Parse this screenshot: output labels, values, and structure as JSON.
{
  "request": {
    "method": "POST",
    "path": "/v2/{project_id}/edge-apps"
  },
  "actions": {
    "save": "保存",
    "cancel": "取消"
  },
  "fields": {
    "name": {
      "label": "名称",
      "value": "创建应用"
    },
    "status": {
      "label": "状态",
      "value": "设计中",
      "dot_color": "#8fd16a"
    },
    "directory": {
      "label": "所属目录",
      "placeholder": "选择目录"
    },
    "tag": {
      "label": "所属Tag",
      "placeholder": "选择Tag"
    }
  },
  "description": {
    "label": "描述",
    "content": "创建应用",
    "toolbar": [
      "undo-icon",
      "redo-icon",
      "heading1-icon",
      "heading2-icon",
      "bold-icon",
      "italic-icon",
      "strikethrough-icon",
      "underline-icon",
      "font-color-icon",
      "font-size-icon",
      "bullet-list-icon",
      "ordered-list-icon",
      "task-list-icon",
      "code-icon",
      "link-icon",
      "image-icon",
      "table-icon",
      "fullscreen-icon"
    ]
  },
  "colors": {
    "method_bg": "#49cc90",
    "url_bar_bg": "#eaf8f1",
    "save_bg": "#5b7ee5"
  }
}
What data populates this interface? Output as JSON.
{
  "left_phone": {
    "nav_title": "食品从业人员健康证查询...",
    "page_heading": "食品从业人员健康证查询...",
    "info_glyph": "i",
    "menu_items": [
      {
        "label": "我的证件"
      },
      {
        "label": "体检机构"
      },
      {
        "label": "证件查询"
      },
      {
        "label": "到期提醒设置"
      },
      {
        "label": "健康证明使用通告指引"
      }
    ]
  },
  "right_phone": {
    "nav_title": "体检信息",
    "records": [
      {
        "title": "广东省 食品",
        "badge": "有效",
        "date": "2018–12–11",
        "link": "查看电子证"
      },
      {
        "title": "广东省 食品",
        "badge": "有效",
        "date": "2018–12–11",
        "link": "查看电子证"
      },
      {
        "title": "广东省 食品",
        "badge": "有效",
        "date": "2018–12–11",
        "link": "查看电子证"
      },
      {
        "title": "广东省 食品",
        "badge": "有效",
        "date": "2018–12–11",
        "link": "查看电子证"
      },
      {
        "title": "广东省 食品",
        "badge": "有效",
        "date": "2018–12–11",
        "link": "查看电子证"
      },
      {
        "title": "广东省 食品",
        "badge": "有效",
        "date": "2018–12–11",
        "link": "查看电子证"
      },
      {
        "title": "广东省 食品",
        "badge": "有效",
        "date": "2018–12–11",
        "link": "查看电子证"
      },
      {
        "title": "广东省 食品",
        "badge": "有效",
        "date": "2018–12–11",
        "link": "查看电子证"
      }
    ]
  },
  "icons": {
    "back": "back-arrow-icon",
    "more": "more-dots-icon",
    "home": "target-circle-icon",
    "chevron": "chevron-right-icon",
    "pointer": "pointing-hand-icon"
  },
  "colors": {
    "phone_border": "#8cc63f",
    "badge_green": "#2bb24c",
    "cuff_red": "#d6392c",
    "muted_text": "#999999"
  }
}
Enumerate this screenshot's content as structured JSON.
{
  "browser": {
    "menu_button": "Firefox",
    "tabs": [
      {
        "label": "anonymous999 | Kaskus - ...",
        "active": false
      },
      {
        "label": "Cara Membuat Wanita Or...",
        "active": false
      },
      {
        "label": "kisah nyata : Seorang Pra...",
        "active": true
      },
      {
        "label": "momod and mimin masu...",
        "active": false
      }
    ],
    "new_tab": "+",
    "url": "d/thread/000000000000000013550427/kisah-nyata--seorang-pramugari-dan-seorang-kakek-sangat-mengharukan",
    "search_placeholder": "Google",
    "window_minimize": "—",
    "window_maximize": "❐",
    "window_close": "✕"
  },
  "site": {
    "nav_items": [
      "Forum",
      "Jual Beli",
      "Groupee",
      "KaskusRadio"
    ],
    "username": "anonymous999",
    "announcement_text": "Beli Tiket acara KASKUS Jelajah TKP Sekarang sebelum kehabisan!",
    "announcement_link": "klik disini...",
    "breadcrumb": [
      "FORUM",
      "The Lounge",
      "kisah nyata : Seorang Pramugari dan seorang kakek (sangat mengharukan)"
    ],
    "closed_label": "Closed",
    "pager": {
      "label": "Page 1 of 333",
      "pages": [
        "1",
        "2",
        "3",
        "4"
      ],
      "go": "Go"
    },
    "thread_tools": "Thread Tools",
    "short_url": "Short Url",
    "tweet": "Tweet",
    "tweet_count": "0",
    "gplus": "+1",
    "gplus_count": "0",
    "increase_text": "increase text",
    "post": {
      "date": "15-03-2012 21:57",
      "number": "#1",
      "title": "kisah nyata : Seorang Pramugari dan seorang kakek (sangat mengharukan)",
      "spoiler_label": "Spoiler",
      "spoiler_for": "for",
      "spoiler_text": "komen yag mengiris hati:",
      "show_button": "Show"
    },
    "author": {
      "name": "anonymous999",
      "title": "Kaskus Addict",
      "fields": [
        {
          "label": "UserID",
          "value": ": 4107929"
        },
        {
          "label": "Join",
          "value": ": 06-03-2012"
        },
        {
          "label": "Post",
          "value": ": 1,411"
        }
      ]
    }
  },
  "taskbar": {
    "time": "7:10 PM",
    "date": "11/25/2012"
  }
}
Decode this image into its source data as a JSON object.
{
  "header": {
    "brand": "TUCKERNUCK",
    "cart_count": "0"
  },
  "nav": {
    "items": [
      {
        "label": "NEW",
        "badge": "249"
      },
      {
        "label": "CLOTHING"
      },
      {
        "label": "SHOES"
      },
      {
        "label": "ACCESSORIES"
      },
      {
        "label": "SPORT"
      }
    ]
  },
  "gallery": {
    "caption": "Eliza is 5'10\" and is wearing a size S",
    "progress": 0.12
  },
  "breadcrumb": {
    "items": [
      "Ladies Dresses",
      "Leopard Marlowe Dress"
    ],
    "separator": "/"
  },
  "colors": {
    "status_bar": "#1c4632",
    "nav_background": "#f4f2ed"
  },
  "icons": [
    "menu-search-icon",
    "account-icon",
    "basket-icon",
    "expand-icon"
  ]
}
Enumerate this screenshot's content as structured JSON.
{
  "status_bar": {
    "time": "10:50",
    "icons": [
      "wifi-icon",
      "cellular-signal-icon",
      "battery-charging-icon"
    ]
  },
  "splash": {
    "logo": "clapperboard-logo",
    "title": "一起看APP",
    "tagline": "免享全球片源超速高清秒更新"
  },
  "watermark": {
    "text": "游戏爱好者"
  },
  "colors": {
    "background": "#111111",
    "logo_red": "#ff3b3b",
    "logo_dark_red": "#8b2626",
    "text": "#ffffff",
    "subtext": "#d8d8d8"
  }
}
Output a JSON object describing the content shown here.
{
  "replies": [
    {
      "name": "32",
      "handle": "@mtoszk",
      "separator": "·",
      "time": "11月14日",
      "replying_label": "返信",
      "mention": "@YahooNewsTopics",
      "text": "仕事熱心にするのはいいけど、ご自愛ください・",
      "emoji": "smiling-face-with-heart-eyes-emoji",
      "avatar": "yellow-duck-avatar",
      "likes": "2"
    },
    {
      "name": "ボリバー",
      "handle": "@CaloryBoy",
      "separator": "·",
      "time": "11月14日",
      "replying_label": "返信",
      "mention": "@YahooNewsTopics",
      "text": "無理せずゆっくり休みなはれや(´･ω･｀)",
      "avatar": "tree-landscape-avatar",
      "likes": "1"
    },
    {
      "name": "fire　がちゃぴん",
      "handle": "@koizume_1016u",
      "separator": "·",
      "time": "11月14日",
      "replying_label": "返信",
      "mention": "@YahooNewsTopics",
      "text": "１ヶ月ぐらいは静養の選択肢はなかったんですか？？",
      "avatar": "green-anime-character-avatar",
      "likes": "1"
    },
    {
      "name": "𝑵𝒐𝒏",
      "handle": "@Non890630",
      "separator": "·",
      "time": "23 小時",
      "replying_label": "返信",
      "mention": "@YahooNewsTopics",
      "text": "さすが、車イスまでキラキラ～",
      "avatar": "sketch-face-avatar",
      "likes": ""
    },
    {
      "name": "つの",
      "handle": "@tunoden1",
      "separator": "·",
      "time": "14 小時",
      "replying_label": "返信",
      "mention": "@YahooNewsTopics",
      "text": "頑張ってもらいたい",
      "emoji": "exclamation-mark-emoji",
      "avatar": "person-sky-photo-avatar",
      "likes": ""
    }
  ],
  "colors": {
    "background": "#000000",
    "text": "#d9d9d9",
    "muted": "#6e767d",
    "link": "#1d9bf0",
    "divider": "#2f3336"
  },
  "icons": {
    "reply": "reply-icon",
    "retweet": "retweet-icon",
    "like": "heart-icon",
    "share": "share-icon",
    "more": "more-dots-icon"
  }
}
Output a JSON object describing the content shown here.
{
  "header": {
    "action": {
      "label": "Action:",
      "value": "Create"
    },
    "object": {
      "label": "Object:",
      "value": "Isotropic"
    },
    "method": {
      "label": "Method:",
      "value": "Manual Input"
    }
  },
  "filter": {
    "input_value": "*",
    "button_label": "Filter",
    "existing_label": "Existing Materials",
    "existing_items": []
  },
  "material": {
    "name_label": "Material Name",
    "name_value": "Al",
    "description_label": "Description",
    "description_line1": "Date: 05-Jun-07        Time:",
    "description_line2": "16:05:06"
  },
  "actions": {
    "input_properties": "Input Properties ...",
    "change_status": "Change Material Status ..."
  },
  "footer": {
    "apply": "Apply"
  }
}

# Aim
Look through the entries above for the word "handle". Copy every line where it shows up.

# Result for this task
      "handle": "@mtoszk",
      "handle": "@CaloryBoy",
      "handle": "@koizume_1016u",
      "handle": "@Non890630",
      "handle": "@tunoden1",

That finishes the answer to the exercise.